WORK REQUIRED: Write the material out again in full, exactly.

━━━━━ DATA ENTRIES ━━━━━

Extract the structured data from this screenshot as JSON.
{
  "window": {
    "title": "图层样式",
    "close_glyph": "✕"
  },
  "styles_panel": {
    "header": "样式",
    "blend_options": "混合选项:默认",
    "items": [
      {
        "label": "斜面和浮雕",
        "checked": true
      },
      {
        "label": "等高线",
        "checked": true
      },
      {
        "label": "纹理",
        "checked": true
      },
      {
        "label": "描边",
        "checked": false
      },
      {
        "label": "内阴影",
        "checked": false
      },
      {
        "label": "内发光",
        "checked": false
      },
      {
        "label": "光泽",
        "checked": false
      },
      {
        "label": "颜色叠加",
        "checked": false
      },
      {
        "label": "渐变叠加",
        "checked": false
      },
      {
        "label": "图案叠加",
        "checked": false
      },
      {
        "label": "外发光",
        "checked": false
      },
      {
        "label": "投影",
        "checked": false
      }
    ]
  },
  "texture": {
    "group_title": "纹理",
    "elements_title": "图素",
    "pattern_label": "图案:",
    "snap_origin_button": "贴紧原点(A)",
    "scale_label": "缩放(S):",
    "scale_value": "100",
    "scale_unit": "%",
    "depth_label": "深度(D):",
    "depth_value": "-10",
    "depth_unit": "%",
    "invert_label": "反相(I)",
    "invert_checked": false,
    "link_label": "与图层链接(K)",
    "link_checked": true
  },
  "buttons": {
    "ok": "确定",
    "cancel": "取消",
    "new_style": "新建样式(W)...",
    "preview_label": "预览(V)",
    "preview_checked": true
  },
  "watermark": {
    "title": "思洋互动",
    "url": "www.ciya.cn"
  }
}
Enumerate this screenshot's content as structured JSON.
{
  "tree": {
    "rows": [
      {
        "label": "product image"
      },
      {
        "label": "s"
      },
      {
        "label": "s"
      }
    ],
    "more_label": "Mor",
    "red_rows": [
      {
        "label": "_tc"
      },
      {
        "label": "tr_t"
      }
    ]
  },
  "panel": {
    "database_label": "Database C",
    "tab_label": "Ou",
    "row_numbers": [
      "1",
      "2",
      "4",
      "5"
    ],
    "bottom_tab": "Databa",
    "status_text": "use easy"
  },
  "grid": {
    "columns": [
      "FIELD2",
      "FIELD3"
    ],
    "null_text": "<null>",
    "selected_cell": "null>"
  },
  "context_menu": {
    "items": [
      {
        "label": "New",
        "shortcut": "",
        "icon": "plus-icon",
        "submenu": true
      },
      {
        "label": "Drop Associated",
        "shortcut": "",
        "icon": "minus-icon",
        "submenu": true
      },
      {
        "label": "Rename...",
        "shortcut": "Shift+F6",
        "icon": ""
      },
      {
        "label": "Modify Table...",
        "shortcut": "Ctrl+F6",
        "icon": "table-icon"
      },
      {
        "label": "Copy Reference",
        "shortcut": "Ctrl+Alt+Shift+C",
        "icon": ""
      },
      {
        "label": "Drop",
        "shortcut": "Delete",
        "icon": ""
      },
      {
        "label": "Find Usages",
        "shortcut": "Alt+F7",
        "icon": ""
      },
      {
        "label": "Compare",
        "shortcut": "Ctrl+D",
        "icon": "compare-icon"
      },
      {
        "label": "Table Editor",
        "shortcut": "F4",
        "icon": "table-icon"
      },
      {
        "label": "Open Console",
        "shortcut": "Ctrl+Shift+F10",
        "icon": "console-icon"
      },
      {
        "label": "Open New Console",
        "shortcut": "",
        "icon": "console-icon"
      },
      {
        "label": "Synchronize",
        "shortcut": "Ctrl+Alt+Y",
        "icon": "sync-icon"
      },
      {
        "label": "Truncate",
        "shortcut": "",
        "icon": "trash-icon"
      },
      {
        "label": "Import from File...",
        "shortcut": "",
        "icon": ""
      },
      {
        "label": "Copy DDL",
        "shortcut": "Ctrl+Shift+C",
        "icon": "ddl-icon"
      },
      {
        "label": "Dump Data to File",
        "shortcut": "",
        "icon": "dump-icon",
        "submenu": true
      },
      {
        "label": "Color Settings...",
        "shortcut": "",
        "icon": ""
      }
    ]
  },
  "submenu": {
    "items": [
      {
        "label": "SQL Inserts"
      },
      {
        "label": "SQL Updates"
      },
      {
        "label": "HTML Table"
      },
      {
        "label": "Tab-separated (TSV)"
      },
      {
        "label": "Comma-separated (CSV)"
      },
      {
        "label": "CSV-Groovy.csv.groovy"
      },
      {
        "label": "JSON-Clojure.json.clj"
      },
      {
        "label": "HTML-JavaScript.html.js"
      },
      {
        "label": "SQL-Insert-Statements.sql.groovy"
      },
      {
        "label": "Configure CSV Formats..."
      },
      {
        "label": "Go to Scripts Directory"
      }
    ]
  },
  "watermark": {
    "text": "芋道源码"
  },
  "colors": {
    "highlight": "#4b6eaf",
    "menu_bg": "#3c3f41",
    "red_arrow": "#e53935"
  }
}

━━━━━

WRITTEN REPLY:
Extract the structured data from this screenshot as JSON.
{
  "window": {
    "title": "图层样式",
    "close_glyph": "✕"
  },
  "styles_panel": {
    "header": "样式",
    "blend_options": "混合选项:默认",
    "items": [
      {
        "label": "斜面和浮雕",
        "checked": true
      },
      {
        "label": "等高线",
        "checked": true
      },
      {
        "label": "纹理",
        "checked": true
      },
      {
        "label": "描边",
        "checked": false
      },
      {
        "label": "内阴影",
        "checked": false
      },
      {
        "label": "内发光",
        "checked": false
      },
      {
        "label": "光泽",
        "checked": false
      },
      {
        "label": "颜色叠加",
        "checked": false
      },
      {
        "label": "渐变叠加",
        "checked": false
      },
      {
        "label": "图案叠加",
        "checked": false
      },
      {
        "label": "外发光",
        "checked": false
      },
      {
        "label": "投影",
        "checked": false
      }
    ]
  },
  "texture": {
    "group_title": "纹理",
    "elements_title": "图素",
    "pattern_label": "图案:",
    "snap_origin_button": "贴紧原点(A)",
    "scale_label": "缩放(S):",
    "scale_value": "100",
    "scale_unit": "%",
    "depth_label": "深度(D):",
    "depth_value": "-10",
    "depth_unit": "%",
    "invert_label": "反相(I)",
    "invert_checked": false,
    "link_label": "与图层链接(K)",
    "link_checked": true
  },
  "buttons": {
    "ok": "确定",
    "cancel": "取消",
    "new_style": "新建样式(W)...",
    "preview_label": "预览(V)",
    "preview_checked": true
  },
  "watermark": {
    "title": "思洋互动",
    "url": "www.ciya.cn"
  }
}
Enumerate this screenshot's content as structured JSON.
{
  "tree": {
    "rows": [
      {
        "label": "product image"
      },
      {
        "label": "s"
      },
      {
        "label": "s"
      }
    ],
    "more_label": "Mor",
    "red_rows": [
      {
        "label": "_tc"
      },
      {
        "label": "tr_t"
      }
    ]
  },
  "panel": {
    "database_label": "Database C",
    "tab_label": "Ou",
    "row_numbers": [
      "1",
      "2",
      "4",
      "5"
    ],
    "bottom_tab": "Databa",
    "status_text": "use easy"
  },
  "grid": {
    "columns": [
      "FIELD2",
      "FIELD3"
    ],
    "null_text": "<null>",
    "selected_cell": "null>"
  },
  "context_menu": {
    "items": [
      {
        "label": "New",
        "shortcut": "",
        "icon": "plus-icon",
        "submenu": true
      },
      {
        "label": "Drop Associated",
        "shortcut": "",
        "icon": "minus-icon",
        "submenu": true
      },
      {
        "label": "Rename...",
        "shortcut": "Shift+F6",
        "icon": ""
      },
      {
        "label": "Modify Table...",
        "shortcut": "Ctrl+F6",
        "icon": "table-icon"
      },
      {
        "label": "Copy Reference",
        "shortcut": "Ctrl+Alt+Shift+C",
        "icon": ""
      },
      {
        "label": "Drop",
        "shortcut": "Delete",
        "icon": ""
      },
      {
        "label": "Find Usages",
        "shortcut": "Alt+F7",
        "icon": ""
      },
      {
        "label": "Compare",
        "shortcut": "Ctrl+D",
        "icon": "compare-icon"
      },
      {
        "label": "Table Editor",
        "shortcut": "F4",
        "icon": "table-icon"
      },
      {
        "label": "Open Console",
        "shortcut": "Ctrl+Shift+F10",
        "icon": "console-icon"
      },
      {
        "label": "Open New Console",
        "shortcut": "",
        "icon": "console-icon"
      },
      {
        "label": "Synchronize",
        "shortcut": "Ctrl+Alt+Y",
        "icon": "sync-icon"
      },
      {
        "label": "Truncate",
        "shortcut": "",
        "icon": "trash-icon"
      },
      {
        "label": "Import from File...",
        "shortcut": "",
        "icon": ""
      },
      {
        "label": "Copy DDL",
        "shortcut": "Ctrl+Shift+C",
        "icon": "ddl-icon"
      },
      {
        "label": "Dump Data to File",
        "shortcut": "",
        "icon": "dump-icon",
        "submenu": true
      },
      {
        "label": "Color Settings...",
        "shortcut": "",
        "icon": ""
      }
    ]
  },
  "submenu": {
    "items": [
      {
        "label": "SQL Inserts"
      },
      {
        "label": "SQL Updates"
      },
      {
        "label": "HTML Table"
      },
      {
        "label": "Tab-separated (TSV)"
      },
      {
        "label": "Comma-separated (CSV)"
      },
      {
        "label": "CSV-Groovy.csv.groovy"
      },
      {
        "label": "JSON-Clojure.json.clj"
      },
      {
        "label": "HTML-JavaScript.html.js"
      },
      {
        "label": "SQL-Insert-Statements.sql.groovy"
      },
      {
        "label": "Configure CSV Formats..."
      },
      {
        "label": "Go to Scripts Directory"
      }
    ]
  },
  "watermark": {
    "text": "芋道源码"
  },
  "colors": {
    "highlight": "#4b6eaf",
    "menu_bg": "#3c3f41",
    "red_arrow": "#e53935"
  }
}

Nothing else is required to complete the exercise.